Page

# # # #

Tuesday, March 8, 2011


Yes, I'm back again - Actually, I have ANOTHER post from two and a half weeks ago that I still need to finish with a previous Googolplex Gulag (whether it's procrastinating or just not having a lot of umph about the movies either way in that blog, it's... both I guess), but those will go up soon!  In the meantime, here are two more movies just seen tonight high and mighty on the big screen at the local cineplex (and on $6 Tuesday too!  Thank you, Edgwater Multiplex).


Deep down, The Adjustment Bureau is a pretty silly movie, but it's a pretty-silly-movie in the way that movies back in the 1940's were that had unlikely romances.  There is the element of danger, of course, but also a somewhat light air about it, perhaps brought on by the Powers-That-Be being powerful but never fully using it on-screen.  The characters in the film- Wannabe Senator David Norris (Matt Damon) and his would-be love dancer Elise Sellas (Emily Blunt)- are tracked by forces who mostly hide in shadows in suits and hats (and perhaps moonlight as Ad-Execs in the 1960's), and the main goal is that they can't be together because... um, it's not apart of the "plan".  Ledger's Joker would throw a hissy fit at this!

# # # #

Element box records
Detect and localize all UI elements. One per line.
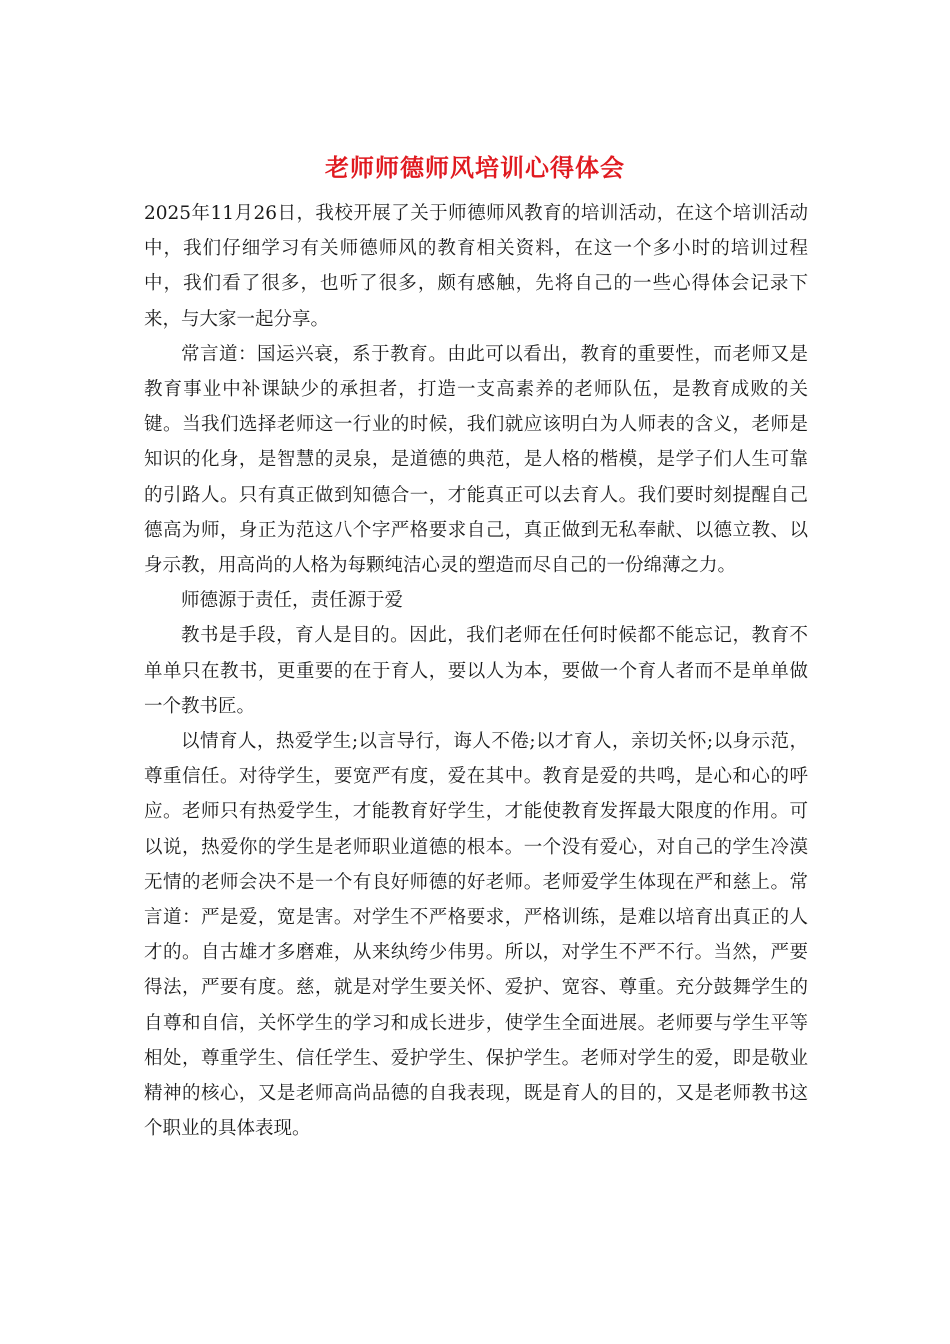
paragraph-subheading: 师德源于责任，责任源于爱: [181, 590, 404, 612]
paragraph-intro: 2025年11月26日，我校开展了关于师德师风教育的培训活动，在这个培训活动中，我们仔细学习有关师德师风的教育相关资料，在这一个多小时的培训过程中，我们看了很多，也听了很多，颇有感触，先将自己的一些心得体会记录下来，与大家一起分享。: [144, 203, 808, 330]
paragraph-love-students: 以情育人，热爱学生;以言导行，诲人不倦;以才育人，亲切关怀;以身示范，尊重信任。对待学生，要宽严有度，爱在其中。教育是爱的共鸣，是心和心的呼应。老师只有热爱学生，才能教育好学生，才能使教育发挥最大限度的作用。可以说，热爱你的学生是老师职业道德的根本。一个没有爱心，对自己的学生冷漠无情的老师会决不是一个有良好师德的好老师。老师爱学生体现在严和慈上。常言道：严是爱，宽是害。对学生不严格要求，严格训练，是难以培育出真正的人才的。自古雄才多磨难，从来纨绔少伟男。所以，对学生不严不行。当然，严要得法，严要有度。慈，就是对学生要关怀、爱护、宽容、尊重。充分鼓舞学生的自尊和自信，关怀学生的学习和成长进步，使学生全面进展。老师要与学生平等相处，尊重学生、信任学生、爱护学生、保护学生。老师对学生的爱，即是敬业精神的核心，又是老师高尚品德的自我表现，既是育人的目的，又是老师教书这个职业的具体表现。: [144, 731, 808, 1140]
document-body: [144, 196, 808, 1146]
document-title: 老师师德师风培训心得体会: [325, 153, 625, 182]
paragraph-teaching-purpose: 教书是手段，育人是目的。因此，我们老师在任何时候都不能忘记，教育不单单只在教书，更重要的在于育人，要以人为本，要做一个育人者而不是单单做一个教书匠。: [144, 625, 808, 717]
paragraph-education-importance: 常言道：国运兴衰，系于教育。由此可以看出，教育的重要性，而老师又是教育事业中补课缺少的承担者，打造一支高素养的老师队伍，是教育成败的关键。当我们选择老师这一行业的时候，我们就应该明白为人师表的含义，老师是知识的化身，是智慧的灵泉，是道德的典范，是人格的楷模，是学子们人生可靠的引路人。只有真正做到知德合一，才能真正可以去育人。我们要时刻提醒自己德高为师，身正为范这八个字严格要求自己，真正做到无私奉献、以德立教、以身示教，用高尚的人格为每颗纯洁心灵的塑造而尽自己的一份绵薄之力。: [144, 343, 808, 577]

# # # #

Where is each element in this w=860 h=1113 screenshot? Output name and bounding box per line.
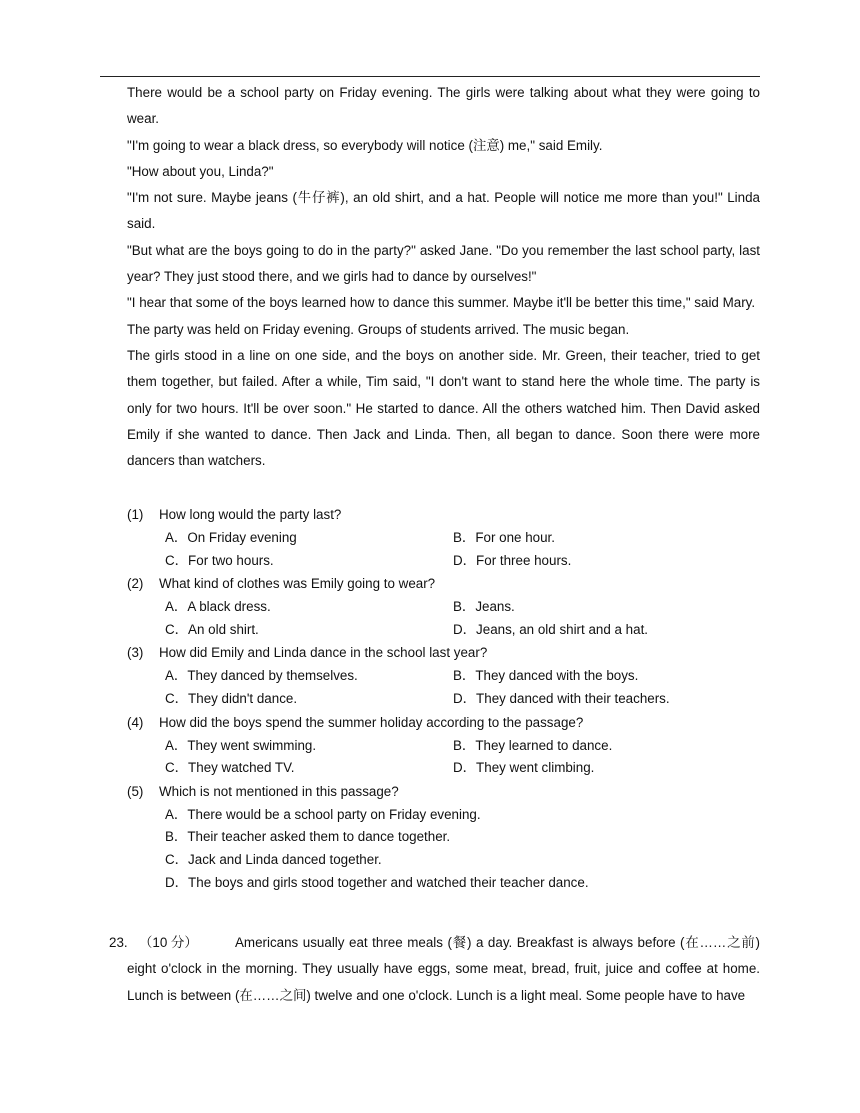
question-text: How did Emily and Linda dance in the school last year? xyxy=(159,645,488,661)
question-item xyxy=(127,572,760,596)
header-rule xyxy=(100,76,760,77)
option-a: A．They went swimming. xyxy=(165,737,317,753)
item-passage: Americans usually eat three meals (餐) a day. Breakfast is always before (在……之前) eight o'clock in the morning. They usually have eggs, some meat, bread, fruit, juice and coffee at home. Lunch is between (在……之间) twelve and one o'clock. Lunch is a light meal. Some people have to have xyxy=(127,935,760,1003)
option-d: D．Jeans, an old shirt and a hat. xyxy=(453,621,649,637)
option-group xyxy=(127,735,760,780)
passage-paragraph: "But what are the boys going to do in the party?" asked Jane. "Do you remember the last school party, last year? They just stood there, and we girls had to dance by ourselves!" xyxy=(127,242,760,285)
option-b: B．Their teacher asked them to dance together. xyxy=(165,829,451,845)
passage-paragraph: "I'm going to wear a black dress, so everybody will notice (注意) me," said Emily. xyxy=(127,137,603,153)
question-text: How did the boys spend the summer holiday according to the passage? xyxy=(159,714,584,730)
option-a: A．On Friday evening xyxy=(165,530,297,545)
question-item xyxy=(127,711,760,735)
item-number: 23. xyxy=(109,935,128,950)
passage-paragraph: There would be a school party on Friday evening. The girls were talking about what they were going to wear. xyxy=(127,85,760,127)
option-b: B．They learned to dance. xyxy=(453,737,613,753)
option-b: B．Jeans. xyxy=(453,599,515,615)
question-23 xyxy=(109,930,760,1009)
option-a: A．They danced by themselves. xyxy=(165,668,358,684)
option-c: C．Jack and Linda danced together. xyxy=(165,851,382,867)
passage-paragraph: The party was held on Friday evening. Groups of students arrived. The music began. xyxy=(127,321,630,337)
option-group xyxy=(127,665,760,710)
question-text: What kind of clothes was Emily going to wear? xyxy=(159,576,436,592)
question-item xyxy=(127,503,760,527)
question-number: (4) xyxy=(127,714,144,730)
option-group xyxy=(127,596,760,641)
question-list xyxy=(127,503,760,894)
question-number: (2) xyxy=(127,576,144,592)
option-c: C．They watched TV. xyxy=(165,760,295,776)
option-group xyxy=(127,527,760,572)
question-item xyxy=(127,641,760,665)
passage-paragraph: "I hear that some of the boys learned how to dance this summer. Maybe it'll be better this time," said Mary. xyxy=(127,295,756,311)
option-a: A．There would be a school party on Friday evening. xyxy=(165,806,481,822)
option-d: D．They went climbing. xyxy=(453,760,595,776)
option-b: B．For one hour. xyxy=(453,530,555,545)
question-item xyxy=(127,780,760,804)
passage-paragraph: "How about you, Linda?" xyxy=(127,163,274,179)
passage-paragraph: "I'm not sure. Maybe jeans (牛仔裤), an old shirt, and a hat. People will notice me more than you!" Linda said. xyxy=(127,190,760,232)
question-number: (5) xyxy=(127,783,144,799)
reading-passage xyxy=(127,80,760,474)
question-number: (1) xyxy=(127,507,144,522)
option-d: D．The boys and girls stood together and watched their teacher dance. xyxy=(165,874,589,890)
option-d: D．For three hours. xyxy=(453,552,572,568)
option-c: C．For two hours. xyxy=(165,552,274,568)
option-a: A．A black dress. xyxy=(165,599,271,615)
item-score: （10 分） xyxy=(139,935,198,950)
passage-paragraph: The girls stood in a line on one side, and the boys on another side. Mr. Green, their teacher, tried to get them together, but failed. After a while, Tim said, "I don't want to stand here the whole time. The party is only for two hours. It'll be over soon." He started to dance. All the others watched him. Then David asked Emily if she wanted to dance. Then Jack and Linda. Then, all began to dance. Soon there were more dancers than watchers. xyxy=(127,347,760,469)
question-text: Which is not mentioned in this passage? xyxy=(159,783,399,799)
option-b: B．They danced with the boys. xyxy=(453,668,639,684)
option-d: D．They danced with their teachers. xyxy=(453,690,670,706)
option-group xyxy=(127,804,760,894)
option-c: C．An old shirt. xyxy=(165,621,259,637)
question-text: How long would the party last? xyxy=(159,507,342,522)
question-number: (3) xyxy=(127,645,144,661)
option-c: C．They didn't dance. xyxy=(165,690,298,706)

# # # #

The tasks
1. In the movie blog post, what does the writer suggest as the reason The Adjustment Bureau has a somewhat light air?
2. Retype the movie blog post from "Yes, I'm back" up to and including "you, Edgwater Multiplex).".
3. Continue the movie blog post from the point where it stops.

Responses in order
1. The writer suggests that the light air is perhaps brought on by the Powers-That-Be being powerful but never fully using that power on-screen.

2.
Yes, I'm back again - Actually, I have ANOTHER post from two and a half weeks ago that I still need to finish with a previous Googolplex Gulag (whether it's procrastinating or just not having a lot of umph about the movies either way in that blog, it's... both I guess), but those will go up soon!  In the meantime, here are two more movies just seen tonight high and mighty on the big screen at the local cineplex (and on $6 Tuesday too!  Thank you, Edgwater Multiplex).

3.
This is silly mostly due to the romance being kind of love-at-first-sight.  I say 'Kind of' as they at least do have a couple of conversations before they really really connect (though on their first meeting they kiss, I consider that more of the 'hey, we're two quite hot people, let's make out' factor).  But the Angels Case Workers following along David Norris are quite serious that he can't be with Elise, in part due to his aspirations for political power (it's in the cards, he's actually friggin' told, that he'll be President some day), and that it will screw up Elise's unknown future career as a world famous dancer.  In the style of, again, a 1940's romance drama with some charm and supernatural/heavenly undertones (think a philosophical Frank Capra movie), it unfolds over some time that they will be together, by golly!  Somehow...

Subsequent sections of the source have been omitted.